Open maulakhan opened 2 years ago

maulakhan commented 2 years ago

image

@tischi Should it not include all steps of the GUI activity, I don't see GUI activity here (or did we change the convention already):

tischi commented 2 years ago

To be honest, for the more advanced modules I find it quite tiring to write down the GUI workflow.

One can tell the students how to read the macro to reproduce in the GUI (@manerotoni did that the first day).

I think in the future I would consider teaching such complex stuff only after the students know how some macro programming.

But thanks a lot for providing the GUI activity! 🥇

tischi commented 2 years ago

@maulakhan

I added the GUI version. Thanks a lot!

I would say we do not do this for the other activities and exercises in the watershed module as it is too much work.

I just did not like so much the "ImageJ GUI and Macro", but I think just having plain "ImageJ Macro" and explaining the students how to read them is OK for the more advanced modules.

• [Recorded information]
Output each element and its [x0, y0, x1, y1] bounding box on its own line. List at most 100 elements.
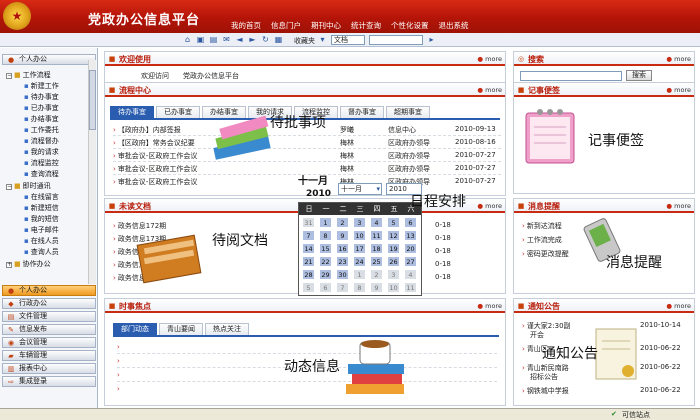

• [Required tasks]
- A) In the comment thread about writing GUI activities, which module does tischi say should not get GUI versions for its other activities and exercises?
- B) Write the next part of the comment thread about writing GUI activities, starting after its final comment.

• [Results in order]
- A) The watershed module.

- B)
I think this is also a point that we can actively make: "Dear participants, we are now at a level where the analysis is becoming so advanced and complex that we actually feel that it is not practical to do this in the GUI".

@manerotoni @AnniekStok what do you think?

manerotoni commented 2 years ago

To be honest, for the more advanced modules I find it quite tiring to write down the GUI workflow. One can tell the students how to read the macro to reproduce in the GUI (@manerotoni did that the first day).

Funny this was the conclusion from our first round of courses.
Writing down a GUI in text is quite some work and also prone to error. The version where you copy paste the macro code and then add some comments. One could may be give an hint in the activity. For instance using following commands .... solve the problem.

manerotoni commented 2 years ago

I think it is not wrong to say that when you run a complicated workflow you should record your steps. This process takes a few minutes and allows you to recover the workflow.

How to change the macro is more complicated and requires more programming skills.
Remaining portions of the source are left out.